STATED PROBLEM = Filter the entries, keeping every line with the word "this".

Dataset items:
— Begin —

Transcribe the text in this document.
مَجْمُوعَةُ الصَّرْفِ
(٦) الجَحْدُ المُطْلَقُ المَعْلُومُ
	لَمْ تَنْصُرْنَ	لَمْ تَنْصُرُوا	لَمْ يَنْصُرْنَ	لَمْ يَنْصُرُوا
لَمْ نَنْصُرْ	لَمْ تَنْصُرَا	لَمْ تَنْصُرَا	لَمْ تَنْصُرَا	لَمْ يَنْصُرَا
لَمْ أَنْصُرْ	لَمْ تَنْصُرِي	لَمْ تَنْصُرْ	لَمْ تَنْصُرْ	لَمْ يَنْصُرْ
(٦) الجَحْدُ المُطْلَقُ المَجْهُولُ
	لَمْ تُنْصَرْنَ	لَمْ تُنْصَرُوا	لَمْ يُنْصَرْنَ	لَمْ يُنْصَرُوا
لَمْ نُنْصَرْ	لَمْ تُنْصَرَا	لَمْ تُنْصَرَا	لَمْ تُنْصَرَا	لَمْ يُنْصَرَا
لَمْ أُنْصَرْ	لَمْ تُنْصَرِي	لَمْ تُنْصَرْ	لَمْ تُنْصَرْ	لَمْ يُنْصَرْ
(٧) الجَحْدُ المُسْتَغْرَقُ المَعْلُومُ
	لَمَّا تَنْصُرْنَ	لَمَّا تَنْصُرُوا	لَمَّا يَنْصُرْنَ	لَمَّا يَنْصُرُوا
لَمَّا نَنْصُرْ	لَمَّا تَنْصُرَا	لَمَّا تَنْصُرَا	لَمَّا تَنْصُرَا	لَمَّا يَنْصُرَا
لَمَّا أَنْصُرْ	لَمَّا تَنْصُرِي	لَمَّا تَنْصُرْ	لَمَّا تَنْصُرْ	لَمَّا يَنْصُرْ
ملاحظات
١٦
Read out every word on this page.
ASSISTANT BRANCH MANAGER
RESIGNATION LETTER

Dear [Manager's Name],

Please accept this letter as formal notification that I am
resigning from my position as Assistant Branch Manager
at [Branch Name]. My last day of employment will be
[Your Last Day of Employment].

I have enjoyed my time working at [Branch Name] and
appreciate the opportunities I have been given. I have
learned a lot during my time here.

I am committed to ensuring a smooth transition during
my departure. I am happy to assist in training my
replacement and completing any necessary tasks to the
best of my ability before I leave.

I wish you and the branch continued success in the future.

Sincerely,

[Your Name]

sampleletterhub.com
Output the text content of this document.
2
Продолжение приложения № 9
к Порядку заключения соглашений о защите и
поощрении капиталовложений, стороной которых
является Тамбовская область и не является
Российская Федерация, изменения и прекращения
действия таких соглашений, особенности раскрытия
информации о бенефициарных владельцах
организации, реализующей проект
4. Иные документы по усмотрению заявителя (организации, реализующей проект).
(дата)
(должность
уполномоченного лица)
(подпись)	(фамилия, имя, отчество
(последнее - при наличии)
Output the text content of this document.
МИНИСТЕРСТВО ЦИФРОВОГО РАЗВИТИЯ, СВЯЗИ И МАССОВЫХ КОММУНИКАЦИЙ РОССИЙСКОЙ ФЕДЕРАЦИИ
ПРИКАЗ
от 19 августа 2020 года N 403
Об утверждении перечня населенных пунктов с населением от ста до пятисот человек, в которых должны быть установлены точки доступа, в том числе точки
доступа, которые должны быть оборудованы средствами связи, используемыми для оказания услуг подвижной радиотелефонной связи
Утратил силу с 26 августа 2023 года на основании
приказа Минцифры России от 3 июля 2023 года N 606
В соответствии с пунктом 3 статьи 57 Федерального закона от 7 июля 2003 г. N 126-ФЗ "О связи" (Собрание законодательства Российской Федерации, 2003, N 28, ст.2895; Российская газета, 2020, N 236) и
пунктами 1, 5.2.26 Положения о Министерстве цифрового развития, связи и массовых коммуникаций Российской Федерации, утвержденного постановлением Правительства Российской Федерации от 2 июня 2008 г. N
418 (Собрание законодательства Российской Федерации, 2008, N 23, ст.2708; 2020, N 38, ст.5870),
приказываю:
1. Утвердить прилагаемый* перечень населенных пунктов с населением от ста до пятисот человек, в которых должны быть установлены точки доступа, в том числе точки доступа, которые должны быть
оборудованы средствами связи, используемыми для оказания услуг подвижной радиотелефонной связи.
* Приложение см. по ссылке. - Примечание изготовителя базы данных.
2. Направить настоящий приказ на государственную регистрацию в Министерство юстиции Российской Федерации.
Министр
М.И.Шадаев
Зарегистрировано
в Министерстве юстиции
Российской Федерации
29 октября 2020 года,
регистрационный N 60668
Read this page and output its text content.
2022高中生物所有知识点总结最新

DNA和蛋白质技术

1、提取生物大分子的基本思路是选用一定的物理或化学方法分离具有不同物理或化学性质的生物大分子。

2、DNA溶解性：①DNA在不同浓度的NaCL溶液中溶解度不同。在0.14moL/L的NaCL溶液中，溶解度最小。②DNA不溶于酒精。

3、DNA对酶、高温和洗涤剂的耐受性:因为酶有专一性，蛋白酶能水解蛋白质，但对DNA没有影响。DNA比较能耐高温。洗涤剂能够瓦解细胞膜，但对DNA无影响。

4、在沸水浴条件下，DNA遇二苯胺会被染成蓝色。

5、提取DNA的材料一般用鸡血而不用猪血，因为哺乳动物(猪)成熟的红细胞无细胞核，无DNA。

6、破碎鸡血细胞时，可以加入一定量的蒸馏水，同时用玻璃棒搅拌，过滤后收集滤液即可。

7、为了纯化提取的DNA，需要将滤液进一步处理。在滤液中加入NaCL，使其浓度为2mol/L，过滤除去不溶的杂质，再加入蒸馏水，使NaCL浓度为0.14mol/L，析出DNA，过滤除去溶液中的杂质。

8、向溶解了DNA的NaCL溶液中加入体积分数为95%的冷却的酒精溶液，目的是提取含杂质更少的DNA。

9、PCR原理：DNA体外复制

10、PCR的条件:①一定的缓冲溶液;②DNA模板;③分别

— End —

WRITTEN SOLUTION =
Transcribe the text in this document.
Read out every word on this page.
Please accept this letter as formal notification that I am
Output the text content of this document.
Output the text content of this document.
Read this page and output its text content.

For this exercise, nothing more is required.